[Records contained in a dataset]
______
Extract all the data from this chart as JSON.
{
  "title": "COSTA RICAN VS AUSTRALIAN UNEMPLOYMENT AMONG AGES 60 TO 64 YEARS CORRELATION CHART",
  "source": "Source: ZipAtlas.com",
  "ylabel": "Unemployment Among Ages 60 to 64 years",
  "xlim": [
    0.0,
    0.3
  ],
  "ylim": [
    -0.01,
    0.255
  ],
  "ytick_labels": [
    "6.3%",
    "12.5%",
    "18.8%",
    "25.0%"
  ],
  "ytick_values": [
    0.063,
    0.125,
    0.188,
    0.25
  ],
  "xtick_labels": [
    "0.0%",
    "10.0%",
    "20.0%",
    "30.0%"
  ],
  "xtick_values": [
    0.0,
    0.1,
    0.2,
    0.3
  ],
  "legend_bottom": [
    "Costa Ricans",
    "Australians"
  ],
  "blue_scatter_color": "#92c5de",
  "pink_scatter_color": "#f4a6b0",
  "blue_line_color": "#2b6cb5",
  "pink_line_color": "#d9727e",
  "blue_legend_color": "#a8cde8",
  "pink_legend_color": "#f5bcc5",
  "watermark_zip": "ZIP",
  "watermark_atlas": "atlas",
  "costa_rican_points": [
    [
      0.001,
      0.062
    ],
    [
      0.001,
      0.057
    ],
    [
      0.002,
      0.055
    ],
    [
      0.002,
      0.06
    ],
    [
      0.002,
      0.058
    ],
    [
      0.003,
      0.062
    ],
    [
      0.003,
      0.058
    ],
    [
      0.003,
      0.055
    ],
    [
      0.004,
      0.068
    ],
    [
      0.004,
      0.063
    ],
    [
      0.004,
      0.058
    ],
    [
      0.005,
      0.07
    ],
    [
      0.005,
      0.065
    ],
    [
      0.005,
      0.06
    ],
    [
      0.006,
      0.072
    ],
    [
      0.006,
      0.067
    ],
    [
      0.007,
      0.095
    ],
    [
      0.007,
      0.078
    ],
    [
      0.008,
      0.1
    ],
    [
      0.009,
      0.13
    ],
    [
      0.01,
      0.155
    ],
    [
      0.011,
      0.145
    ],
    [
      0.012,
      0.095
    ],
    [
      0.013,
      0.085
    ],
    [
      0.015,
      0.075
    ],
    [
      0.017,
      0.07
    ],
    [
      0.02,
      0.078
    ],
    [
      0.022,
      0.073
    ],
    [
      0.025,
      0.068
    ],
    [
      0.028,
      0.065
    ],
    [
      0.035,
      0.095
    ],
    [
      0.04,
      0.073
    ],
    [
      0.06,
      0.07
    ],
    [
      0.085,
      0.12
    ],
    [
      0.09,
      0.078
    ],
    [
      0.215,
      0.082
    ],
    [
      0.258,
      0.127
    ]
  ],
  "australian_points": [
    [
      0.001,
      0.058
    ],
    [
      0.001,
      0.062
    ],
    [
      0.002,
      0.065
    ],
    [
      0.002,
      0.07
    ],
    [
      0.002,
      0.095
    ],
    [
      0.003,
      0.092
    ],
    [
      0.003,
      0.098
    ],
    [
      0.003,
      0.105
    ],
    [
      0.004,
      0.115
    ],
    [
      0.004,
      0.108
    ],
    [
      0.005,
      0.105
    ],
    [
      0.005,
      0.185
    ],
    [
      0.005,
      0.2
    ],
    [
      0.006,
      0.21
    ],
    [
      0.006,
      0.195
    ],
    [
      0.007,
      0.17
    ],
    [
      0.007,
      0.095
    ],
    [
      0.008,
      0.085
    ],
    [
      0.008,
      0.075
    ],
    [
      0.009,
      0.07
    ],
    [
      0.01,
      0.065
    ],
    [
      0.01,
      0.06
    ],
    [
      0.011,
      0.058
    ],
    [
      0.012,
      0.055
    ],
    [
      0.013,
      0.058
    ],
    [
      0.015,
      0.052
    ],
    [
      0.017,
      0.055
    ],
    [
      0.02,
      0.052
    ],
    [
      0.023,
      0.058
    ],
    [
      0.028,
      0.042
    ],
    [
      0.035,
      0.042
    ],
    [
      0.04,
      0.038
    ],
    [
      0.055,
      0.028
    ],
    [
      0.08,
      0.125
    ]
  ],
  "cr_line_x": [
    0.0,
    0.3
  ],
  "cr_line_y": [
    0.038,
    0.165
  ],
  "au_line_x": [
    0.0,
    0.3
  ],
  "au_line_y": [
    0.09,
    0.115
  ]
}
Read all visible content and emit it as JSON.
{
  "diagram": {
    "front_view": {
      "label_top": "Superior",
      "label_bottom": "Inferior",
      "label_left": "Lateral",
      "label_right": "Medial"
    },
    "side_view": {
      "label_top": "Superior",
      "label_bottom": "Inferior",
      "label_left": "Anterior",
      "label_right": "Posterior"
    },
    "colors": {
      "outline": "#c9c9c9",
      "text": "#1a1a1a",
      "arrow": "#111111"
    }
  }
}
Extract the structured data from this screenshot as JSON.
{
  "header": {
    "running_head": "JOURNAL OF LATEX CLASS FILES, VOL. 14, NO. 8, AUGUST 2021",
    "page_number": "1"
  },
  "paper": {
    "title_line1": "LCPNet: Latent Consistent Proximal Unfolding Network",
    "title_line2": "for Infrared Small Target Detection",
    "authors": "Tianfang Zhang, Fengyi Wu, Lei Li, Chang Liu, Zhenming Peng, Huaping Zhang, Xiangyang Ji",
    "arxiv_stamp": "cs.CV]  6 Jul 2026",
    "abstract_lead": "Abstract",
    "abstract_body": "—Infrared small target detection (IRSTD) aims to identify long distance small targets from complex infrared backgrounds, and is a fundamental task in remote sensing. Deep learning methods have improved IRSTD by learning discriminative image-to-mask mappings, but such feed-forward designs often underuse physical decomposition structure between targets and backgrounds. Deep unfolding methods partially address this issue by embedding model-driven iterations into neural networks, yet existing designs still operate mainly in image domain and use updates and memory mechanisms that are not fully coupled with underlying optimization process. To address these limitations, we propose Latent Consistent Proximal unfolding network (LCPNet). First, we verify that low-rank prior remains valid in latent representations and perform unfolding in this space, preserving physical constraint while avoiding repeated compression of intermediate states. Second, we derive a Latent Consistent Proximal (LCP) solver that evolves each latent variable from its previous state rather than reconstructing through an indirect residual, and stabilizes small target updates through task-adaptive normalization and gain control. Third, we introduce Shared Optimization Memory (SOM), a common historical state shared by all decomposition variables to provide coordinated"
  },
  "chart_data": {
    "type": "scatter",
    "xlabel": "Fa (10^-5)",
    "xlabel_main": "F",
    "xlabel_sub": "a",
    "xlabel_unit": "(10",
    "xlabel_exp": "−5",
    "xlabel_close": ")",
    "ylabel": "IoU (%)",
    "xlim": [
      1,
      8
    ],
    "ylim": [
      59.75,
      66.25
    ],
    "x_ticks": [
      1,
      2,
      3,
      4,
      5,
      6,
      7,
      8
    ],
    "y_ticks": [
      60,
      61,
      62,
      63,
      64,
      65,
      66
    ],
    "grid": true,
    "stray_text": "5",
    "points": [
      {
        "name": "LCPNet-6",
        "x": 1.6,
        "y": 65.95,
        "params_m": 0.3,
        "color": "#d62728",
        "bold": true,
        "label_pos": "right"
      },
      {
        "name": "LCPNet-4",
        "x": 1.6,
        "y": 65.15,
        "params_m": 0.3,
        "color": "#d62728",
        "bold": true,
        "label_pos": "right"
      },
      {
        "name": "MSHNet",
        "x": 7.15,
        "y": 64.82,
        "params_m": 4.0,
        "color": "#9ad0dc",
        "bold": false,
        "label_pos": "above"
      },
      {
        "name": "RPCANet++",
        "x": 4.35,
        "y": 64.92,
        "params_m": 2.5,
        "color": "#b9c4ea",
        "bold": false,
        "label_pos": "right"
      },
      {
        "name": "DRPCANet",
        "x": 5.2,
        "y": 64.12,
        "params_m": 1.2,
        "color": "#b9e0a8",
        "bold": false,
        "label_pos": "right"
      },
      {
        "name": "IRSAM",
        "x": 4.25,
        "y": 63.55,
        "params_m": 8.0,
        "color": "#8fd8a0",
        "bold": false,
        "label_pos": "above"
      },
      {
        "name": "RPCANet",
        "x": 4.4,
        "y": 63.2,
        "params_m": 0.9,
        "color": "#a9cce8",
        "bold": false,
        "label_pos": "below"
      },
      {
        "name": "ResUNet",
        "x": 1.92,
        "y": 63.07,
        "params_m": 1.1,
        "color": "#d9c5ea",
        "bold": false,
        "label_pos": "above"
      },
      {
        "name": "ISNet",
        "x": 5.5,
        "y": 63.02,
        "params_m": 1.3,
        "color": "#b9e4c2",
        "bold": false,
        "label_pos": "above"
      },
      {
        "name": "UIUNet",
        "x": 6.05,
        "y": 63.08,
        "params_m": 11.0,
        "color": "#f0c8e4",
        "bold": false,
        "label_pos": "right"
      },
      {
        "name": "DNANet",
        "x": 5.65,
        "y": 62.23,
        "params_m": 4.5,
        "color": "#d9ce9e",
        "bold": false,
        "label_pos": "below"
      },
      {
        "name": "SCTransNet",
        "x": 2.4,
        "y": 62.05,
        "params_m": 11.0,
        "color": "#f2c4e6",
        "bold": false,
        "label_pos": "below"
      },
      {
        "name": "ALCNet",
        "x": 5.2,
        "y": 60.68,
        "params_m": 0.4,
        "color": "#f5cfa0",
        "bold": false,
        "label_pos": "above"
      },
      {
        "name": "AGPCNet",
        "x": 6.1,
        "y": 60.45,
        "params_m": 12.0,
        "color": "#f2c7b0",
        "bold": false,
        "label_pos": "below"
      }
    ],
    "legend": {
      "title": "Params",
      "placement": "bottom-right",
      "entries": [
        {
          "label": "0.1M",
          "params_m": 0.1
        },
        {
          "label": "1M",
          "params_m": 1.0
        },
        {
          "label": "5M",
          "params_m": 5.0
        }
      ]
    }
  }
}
______
WHAT IS BEING ASKED:
Determine how many lines include the string "Proximal". Give no answer but the number.

EXERCISE OUTPUT:
2